§ PROBLEM DETAILS
Wherever the string "Read" appears in a line, extract that line.

※

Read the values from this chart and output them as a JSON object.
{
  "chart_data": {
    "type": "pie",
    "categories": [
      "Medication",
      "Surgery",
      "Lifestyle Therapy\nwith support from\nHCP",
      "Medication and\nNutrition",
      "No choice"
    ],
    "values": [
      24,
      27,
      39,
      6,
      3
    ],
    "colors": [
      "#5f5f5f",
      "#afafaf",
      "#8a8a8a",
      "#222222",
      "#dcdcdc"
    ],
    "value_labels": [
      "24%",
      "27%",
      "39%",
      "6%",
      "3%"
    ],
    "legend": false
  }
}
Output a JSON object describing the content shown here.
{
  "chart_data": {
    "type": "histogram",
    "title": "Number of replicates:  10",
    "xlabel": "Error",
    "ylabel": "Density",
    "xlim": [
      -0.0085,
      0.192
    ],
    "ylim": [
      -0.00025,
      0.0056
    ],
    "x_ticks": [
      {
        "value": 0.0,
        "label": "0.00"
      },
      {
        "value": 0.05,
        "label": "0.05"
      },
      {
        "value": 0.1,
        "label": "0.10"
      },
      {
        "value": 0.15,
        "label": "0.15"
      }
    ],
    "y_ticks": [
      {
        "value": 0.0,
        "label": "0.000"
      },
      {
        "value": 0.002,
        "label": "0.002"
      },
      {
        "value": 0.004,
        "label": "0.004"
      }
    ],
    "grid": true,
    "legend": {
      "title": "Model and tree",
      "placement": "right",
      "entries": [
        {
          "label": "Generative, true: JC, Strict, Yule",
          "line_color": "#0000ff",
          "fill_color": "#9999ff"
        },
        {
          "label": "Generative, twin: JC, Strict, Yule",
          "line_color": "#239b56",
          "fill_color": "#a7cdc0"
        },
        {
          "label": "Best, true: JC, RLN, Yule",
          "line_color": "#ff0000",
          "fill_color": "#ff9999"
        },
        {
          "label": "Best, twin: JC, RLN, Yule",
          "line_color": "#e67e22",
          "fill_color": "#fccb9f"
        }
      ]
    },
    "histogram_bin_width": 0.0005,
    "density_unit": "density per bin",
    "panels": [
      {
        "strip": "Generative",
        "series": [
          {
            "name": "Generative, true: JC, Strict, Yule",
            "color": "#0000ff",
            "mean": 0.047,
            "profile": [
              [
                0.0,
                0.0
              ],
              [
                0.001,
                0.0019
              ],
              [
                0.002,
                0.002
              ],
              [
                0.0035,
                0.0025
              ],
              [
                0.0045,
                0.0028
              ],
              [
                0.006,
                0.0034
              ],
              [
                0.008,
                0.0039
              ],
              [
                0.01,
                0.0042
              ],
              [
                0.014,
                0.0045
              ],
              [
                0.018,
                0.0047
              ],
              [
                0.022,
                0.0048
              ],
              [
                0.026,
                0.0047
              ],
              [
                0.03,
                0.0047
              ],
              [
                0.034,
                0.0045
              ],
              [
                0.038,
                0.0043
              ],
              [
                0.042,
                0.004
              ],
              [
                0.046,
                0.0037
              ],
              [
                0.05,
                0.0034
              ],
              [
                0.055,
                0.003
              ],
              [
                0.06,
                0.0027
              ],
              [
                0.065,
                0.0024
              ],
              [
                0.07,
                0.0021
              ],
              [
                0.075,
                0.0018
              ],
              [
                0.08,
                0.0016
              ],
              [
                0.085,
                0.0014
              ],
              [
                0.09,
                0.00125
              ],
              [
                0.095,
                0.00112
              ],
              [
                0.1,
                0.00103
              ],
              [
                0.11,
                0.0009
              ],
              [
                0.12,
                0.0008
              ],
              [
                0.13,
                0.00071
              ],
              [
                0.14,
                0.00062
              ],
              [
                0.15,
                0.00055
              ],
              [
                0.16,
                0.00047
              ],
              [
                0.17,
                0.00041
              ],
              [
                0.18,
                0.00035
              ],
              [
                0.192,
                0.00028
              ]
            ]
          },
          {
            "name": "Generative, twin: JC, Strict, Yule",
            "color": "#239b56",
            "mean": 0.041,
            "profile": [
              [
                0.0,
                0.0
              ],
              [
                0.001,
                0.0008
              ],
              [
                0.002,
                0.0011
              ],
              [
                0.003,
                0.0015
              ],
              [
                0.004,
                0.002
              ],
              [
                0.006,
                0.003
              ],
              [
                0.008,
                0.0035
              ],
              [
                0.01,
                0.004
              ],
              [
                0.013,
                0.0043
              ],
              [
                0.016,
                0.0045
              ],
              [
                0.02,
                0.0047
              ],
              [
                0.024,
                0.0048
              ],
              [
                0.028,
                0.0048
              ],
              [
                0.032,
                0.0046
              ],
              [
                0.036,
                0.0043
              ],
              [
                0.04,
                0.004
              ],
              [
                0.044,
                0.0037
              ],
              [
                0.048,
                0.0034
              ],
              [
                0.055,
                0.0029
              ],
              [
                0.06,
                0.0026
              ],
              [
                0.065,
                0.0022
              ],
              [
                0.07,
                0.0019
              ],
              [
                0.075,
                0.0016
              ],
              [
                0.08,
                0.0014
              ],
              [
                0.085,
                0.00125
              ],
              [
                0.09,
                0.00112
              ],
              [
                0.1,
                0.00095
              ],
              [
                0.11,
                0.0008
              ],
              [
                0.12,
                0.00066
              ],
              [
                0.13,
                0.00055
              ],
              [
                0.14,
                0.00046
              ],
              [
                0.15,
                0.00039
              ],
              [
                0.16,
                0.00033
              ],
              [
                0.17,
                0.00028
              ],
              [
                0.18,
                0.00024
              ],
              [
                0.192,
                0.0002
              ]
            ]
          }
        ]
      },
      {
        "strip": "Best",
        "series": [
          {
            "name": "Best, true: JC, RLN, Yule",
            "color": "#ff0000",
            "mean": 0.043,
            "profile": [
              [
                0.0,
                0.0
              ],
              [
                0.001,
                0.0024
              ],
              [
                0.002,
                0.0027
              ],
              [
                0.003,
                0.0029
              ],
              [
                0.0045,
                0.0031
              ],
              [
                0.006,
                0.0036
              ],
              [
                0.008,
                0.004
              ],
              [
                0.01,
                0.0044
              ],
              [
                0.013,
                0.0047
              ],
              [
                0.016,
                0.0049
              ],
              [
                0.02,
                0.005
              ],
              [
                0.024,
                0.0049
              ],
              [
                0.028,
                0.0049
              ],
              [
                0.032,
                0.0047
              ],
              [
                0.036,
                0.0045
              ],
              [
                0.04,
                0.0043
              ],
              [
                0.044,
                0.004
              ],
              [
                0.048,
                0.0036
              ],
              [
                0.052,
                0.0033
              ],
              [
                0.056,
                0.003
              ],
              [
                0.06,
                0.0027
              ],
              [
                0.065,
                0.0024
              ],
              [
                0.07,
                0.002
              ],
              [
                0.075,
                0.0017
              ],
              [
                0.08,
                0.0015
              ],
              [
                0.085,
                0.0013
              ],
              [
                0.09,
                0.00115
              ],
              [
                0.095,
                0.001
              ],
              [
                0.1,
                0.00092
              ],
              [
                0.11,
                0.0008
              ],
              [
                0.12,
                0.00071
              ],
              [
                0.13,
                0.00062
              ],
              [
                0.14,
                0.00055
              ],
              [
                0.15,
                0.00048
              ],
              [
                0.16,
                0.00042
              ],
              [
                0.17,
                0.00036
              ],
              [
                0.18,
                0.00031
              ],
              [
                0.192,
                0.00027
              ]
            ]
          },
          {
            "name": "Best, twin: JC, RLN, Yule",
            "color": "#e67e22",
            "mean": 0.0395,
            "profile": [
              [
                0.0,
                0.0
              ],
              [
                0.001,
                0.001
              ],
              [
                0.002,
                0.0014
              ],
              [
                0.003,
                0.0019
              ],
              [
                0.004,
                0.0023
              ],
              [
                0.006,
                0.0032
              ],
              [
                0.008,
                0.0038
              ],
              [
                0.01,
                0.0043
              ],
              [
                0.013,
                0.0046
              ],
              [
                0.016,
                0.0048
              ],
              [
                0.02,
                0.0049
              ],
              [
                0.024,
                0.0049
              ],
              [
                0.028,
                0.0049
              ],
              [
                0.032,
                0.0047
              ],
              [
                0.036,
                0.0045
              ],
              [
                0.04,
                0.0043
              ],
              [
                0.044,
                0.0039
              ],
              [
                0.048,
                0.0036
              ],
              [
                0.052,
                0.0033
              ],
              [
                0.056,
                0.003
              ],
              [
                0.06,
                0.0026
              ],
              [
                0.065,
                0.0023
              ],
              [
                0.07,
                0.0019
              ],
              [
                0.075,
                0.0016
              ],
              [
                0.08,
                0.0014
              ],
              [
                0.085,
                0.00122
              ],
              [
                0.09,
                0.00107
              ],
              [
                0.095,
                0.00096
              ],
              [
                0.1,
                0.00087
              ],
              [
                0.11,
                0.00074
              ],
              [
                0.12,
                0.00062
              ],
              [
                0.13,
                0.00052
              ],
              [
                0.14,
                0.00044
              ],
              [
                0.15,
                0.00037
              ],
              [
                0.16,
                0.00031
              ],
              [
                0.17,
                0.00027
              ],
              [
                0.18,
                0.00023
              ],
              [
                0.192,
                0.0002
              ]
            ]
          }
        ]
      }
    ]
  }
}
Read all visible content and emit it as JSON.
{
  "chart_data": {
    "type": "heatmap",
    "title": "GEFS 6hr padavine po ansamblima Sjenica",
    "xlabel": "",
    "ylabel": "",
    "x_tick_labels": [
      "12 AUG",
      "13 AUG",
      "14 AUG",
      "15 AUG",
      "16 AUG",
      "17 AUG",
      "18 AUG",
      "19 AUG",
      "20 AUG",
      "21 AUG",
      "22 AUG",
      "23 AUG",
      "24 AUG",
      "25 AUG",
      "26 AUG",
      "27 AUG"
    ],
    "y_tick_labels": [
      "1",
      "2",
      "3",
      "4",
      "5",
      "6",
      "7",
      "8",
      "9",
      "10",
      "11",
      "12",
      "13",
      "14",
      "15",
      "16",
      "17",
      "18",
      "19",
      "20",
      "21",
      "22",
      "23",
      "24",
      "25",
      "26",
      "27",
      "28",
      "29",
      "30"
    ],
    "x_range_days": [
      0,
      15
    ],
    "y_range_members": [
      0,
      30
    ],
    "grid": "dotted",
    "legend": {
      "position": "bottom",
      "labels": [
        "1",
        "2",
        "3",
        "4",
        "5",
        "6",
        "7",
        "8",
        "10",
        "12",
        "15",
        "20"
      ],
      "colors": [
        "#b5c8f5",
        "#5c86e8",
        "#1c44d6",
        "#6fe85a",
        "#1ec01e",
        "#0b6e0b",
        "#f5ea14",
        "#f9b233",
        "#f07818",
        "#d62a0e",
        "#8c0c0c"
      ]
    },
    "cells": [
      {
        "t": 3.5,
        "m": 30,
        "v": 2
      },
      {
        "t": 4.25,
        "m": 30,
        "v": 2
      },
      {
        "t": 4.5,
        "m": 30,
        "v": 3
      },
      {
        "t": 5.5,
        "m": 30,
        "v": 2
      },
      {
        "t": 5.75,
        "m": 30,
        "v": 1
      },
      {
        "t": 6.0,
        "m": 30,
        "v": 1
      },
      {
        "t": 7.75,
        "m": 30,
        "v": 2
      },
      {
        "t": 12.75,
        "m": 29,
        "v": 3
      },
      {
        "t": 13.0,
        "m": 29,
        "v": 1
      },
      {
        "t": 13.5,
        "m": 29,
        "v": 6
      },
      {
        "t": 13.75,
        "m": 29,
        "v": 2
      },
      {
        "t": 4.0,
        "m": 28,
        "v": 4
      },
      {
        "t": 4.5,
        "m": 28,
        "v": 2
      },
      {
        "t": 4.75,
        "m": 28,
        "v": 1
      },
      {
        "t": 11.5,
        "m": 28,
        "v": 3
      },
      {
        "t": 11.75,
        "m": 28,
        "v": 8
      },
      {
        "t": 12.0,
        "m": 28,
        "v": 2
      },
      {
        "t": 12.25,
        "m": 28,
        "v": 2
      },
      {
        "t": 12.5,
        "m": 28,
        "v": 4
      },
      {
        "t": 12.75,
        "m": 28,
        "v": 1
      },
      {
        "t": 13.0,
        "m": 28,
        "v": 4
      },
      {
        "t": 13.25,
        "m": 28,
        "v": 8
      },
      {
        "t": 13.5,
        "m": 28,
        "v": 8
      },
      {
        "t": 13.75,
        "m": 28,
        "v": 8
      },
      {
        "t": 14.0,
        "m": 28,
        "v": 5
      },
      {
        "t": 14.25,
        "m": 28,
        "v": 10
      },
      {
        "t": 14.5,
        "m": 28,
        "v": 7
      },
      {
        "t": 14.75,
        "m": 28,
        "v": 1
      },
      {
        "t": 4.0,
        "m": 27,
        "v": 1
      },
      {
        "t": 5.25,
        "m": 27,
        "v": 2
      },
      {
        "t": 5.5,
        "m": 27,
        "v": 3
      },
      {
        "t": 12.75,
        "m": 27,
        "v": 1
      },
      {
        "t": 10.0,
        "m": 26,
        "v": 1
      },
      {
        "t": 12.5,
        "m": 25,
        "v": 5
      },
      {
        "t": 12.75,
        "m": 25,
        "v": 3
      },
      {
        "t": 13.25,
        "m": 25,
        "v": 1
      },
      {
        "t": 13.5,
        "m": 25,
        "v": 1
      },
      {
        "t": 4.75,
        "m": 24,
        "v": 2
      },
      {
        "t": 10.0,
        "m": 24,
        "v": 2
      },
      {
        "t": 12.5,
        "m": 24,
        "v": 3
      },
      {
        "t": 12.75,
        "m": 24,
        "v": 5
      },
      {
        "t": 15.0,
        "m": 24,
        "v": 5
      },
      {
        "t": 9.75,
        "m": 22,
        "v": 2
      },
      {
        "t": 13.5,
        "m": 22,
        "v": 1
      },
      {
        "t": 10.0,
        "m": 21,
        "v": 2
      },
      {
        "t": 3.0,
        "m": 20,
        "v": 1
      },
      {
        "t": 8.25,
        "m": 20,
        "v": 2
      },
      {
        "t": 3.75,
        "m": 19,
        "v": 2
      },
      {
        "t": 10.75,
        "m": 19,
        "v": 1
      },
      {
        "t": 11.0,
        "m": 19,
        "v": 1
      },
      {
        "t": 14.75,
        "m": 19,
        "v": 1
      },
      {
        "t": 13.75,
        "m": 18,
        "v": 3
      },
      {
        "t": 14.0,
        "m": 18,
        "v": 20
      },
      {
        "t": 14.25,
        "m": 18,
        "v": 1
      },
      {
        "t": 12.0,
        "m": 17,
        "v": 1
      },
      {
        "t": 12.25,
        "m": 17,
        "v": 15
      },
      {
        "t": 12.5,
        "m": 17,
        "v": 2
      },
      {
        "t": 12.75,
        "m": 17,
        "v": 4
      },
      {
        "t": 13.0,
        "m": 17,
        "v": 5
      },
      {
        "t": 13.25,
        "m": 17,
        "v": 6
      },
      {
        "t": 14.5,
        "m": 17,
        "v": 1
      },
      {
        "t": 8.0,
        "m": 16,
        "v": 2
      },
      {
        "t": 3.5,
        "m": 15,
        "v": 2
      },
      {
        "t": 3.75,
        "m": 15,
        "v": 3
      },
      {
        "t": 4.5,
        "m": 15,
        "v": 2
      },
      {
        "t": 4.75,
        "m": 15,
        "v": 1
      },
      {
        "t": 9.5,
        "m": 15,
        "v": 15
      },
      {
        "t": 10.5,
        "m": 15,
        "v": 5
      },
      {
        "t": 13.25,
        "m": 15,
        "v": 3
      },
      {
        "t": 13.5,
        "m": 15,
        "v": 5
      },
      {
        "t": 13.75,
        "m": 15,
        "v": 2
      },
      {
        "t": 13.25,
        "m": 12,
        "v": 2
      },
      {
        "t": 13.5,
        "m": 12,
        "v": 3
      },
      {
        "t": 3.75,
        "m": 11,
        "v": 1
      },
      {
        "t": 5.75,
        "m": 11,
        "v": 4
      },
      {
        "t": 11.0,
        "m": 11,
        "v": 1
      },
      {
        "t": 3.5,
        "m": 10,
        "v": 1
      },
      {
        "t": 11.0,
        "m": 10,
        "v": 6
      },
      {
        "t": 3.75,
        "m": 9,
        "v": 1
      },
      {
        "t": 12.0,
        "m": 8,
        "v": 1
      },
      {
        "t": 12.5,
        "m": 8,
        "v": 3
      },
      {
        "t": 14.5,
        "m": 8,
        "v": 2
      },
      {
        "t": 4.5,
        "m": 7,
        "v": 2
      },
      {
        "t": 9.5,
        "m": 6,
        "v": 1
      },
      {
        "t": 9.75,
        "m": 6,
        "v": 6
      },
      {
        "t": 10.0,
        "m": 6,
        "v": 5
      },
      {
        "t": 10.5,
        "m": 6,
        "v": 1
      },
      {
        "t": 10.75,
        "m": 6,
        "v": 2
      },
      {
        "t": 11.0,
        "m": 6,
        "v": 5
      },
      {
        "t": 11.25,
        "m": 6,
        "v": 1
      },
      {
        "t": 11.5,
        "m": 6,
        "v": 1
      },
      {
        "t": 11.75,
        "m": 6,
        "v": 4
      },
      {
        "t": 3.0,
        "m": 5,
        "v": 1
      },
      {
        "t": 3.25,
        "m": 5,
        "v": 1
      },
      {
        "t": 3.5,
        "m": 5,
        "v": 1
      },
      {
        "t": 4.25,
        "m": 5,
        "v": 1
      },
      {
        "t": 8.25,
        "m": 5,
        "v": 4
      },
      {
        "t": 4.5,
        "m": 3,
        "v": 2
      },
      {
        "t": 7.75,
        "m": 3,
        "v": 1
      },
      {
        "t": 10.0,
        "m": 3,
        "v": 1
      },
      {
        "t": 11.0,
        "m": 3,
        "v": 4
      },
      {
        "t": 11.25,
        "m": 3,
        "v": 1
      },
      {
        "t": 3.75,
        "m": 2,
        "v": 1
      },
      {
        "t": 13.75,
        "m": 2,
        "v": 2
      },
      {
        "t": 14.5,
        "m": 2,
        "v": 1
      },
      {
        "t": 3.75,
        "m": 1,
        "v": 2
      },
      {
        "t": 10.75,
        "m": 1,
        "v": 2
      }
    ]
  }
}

※

§ SOLUTION FOR THIS TASK
Read the values from this chart and output them as a JSON object.
Read all visible content and emit it as JSON.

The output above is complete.